What the exercise asks
Return every record below exactly as written, omitting any pictures.

>>

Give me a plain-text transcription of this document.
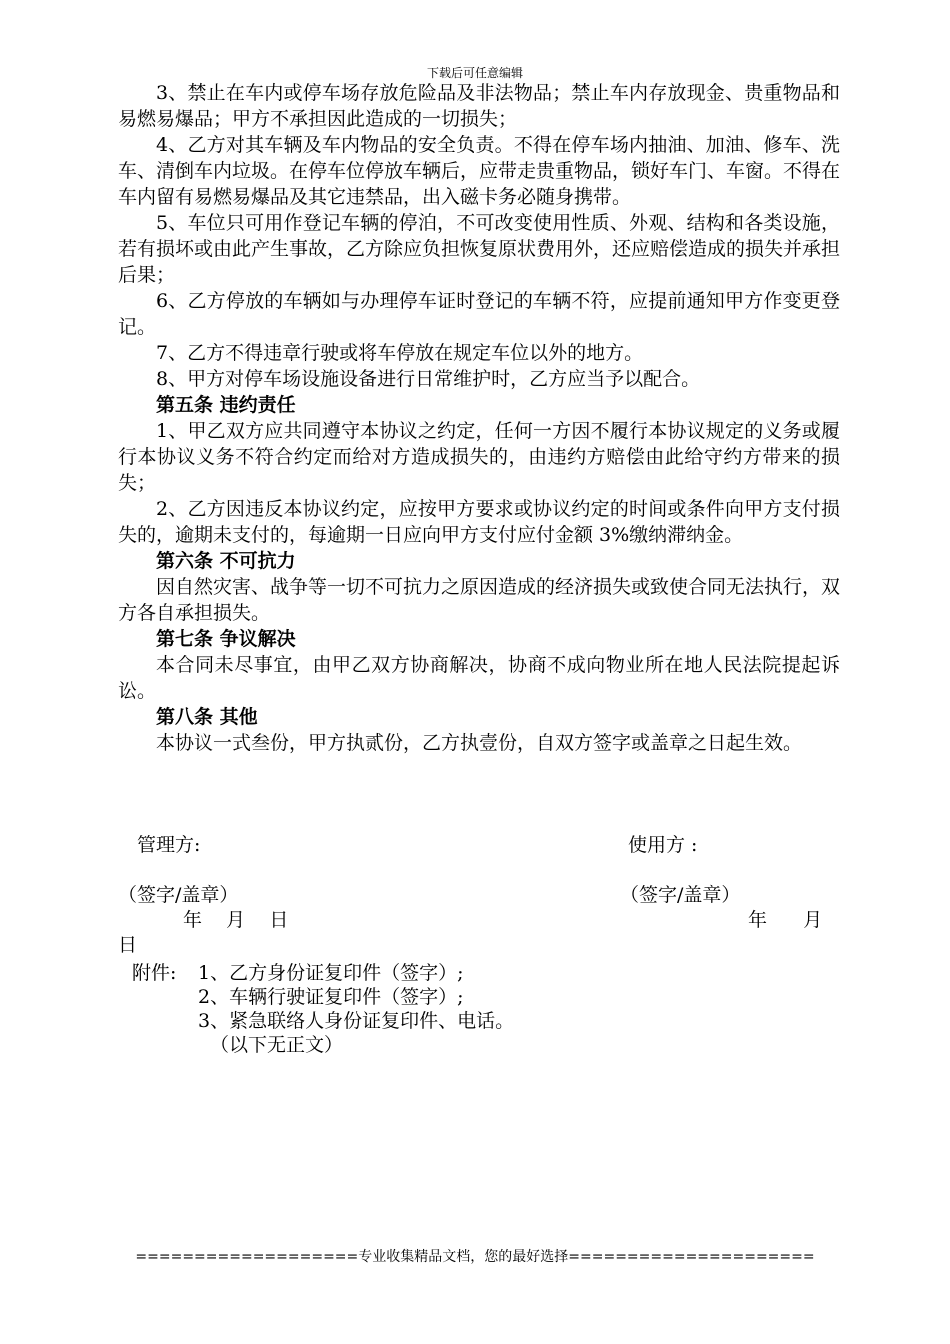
下载后可任意编辑

3、禁止在车内或停车场存放危险品及非法物品；禁止车内存放现金、贵重物品和易燃易爆品；甲方不承担因此造成的一切损失；

4、乙方对其车辆及车内物品的安全负责。不得在停车场内抽油、加油、修车、洗车、清倒车内垃圾。在停车位停放车辆后，应带走贵重物品，锁好车门、车窗。不得在车内留有易燃易爆品及其它违禁品，出入磁卡务必随身携带。

5、车位只可用作登记车辆的停泊，不可改变使用性质、外观、结构和各类设施，若有损坏或由此产生事故，乙方除应负担恢复原状费用外，还应赔偿造成的损失并承担后果；

6、乙方停放的车辆如与办理停车证时登记的车辆不符，应提前通知甲方作变更登记。

7、乙方不得违章行驶或将车停放在规定车位以外的地方。

8、甲方对停车场设施设备进行日常维护时，乙方应当予以配合。

第五条 违约责任

1、甲乙双方应共同遵守本协议之约定，任何一方因不履行本协议规定的义务或履行本协议义务不符合约定而给对方造成损失的，由违约方赔偿由此给守约方带来的损失；

2、乙方因违反本协议约定，应按甲方要求或协议约定的时间或条件向甲方支付损失的，逾期未支付的，每逾期一日应向甲方支付应付金额 3%缴纳滞纳金。

第六条 不可抗力

因自然灾害、战争等一切不可抗力之原因造成的经济损失或致使合同无法执行，双方各自承担损失。

第七条 争议解决

本合同未尽事宜，由甲乙双方协商解决，协商不成向物业所在地人民法院提起诉讼。

第八条 其他

本协议一式叁份，甲方执贰份，乙方执壹份，自双方签字或盖章之日起生效。

管理方:	使用方 :
（签字/盖章）	（签字/盖章）
年    月    日	年      月
日
附件: 1、乙方身份证复印件（签字）;
2、车辆行驶证复印件（签字）;
3、紧急联络人身份证复印件、电话。
（以下无正文）
===================专业收集精品文档，您的最好选择=====================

<<

Task answer
Give me a plain-text transcription of this document.
下载后可任意编辑

3、禁止在车内或停车场存放危险品及非法物品；禁止车内存放现金、贵重物品和易燃易爆品；甲方不承担因此造成的一切损失；

4、乙方对其车辆及车内物品的安全负责。不得在停车场内抽油、加油、修车、洗车、清倒车内垃圾。在停车位停放车辆后，应带走贵重物品，锁好车门、车窗。不得在车内留有易燃易爆品及其它违禁品，出入磁卡务必随身携带。

5、车位只可用作登记车辆的停泊，不可改变使用性质、外观、结构和各类设施，若有损坏或由此产生事故，乙方除应负担恢复原状费用外，还应赔偿造成的损失并承担后果；

6、乙方停放的车辆如与办理停车证时登记的车辆不符，应提前通知甲方作变更登记。

7、乙方不得违章行驶或将车停放在规定车位以外的地方。

8、甲方对停车场设施设备进行日常维护时，乙方应当予以配合。

第五条 违约责任

1、甲乙双方应共同遵守本协议之约定，任何一方因不履行本协议规定的义务或履行本协议义务不符合约定而给对方造成损失的，由违约方赔偿由此给守约方带来的损失；

2、乙方因违反本协议约定，应按甲方要求或协议约定的时间或条件向甲方支付损失的，逾期未支付的，每逾期一日应向甲方支付应付金额 3%缴纳滞纳金。

第六条 不可抗力

因自然灾害、战争等一切不可抗力之原因造成的经济损失或致使合同无法执行，双方各自承担损失。

第七条 争议解决

本合同未尽事宜，由甲乙双方协商解决，协商不成向物业所在地人民法院提起诉讼。

第八条 其他

本协议一式叁份，甲方执贰份，乙方执壹份，自双方签字或盖章之日起生效。

管理方:	使用方 :
（签字/盖章）	（签字/盖章）
年    月    日	年      月
日
附件: 1、乙方身份证复印件（签字）;
2、车辆行驶证复印件（签字）;
3、紧急联络人身份证复印件、电话。
（以下无正文）
===================专业收集精品文档，您的最好选择=====================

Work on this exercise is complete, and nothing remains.